---- Provided records

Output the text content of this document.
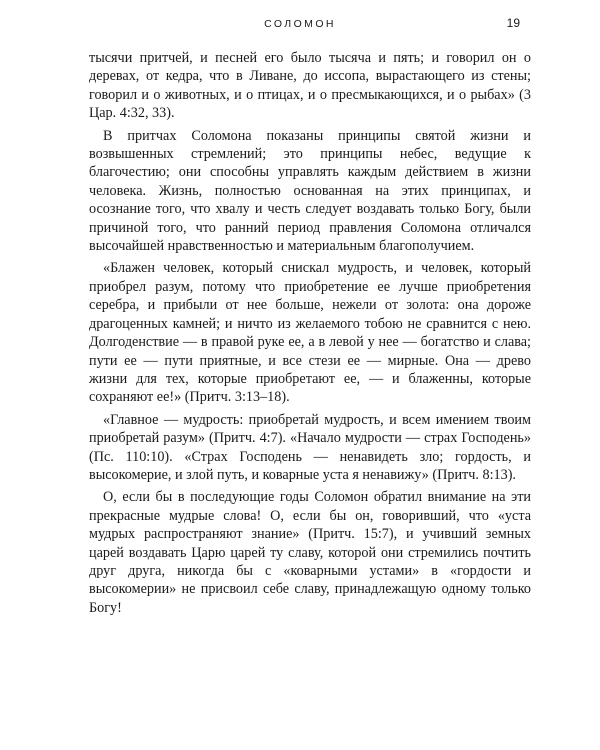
СОЛОМОН	19

тысячи притчей, и песней его было тысяча и пять; и говорил он о деревах, от кедра, что в Ливане, до иссопа, вырастающего из стены; говорил и о животных, и о птицах, и о пресмыкающихся, и о рыбах» (3 Цар. 4:32, 33).

В притчах Соломона показаны принципы святой жизни и возвышенных стремлений; это принципы небес, ведущие к благочестию; они способны управлять каждым действием в жизни человека. Жизнь, полностью основанная на этих принципах, и осознание того, что хвалу и честь следует воздавать только Богу, были причиной того, что ранний период правления Соломона отличался высочайшей нравственностью и материальным благополучием.

«Блажен человек, который снискал мудрость, и человек, который приобрел разум, потому что приобретение ее лучше приобретения серебра, и прибыли от нее больше, нежели от золота: она дороже драгоценных камней; и ничто из желаемого тобою не сравнится с нею. Долгоденствие — в правой руке ее, а в левой у нее — богатство и слава; пути ее — пути приятные, и все стези ее — мирные. Она — древо жизни для тех, которые приобретают ее, — и блаженны, которые сохраняют ее!» (Притч. 3:13–18).

«Главное — мудрость: приобретай мудрость, и всем имением твоим приобретай разум» (Притч. 4:7). «Начало мудрости — страх Господень» (Пс. 110:10). «Страх Господень — ненавидеть зло; гордость, и высокомерие, и злой путь, и коварные уста я ненавижу» (Притч. 8:13).

О, если бы в последующие годы Соломон обратил внимание на эти прекрасные мудрые слова! О, если бы он, говоривший, что «уста мудрых распространяют знание» (Притч. 15:7), и учивший земных царей воздавать Царю царей ту славу, которой они стремились почтить друг друга, никогда бы с «коварными устами» в «гордости и высокомерии» не присвоил себе славу, принадлежащую одному только Богу!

--------

[Work required]: Give an exact reproduction of every line, leaving out any picture.

[Output]:
Output the text content of this document.
СОЛОМОН	19

тысячи притчей, и песней его было тысяча и пять; и говорил он о деревах, от кедра, что в Ливане, до иссопа, вырастающего из стены; говорил и о животных, и о птицах, и о пресмыкающихся, и о рыбах» (3 Цар. 4:32, 33).

В притчах Соломона показаны принципы святой жизни и возвышенных стремлений; это принципы небес, ведущие к благочестию; они способны управлять каждым действием в жизни человека. Жизнь, полностью основанная на этих принципах, и осознание того, что хвалу и честь следует воздавать только Богу, были причиной того, что ранний период правления Соломона отличался высочайшей нравственностью и материальным благополучием.

«Блажен человек, который снискал мудрость, и человек, который приобрел разум, потому что приобретение ее лучше приобретения серебра, и прибыли от нее больше, нежели от золота: она дороже драгоценных камней; и ничто из желаемого тобою не сравнится с нею. Долгоденствие — в правой руке ее, а в левой у нее — богатство и слава; пути ее — пути приятные, и все стези ее — мирные. Она — древо жизни для тех, которые приобретают ее, — и блаженны, которые сохраняют ее!» (Притч. 3:13–18).

«Главное — мудрость: приобретай мудрость, и всем имением твоим приобретай разум» (Притч. 4:7). «Начало мудрости — страх Господень» (Пс. 110:10). «Страх Господень — ненавидеть зло; гордость, и высокомерие, и злой путь, и коварные уста я ненавижу» (Притч. 8:13).

О, если бы в последующие годы Соломон обратил внимание на эти прекрасные мудрые слова! О, если бы он, говоривший, что «уста мудрых распространяют знание» (Притч. 15:7), и учивший земных царей воздавать Царю царей ту славу, которой они стремились почтить друг друга, никогда бы с «коварными устами» в «гордости и высокомерии» не присвоил себе славу, принадлежащую одному только Богу!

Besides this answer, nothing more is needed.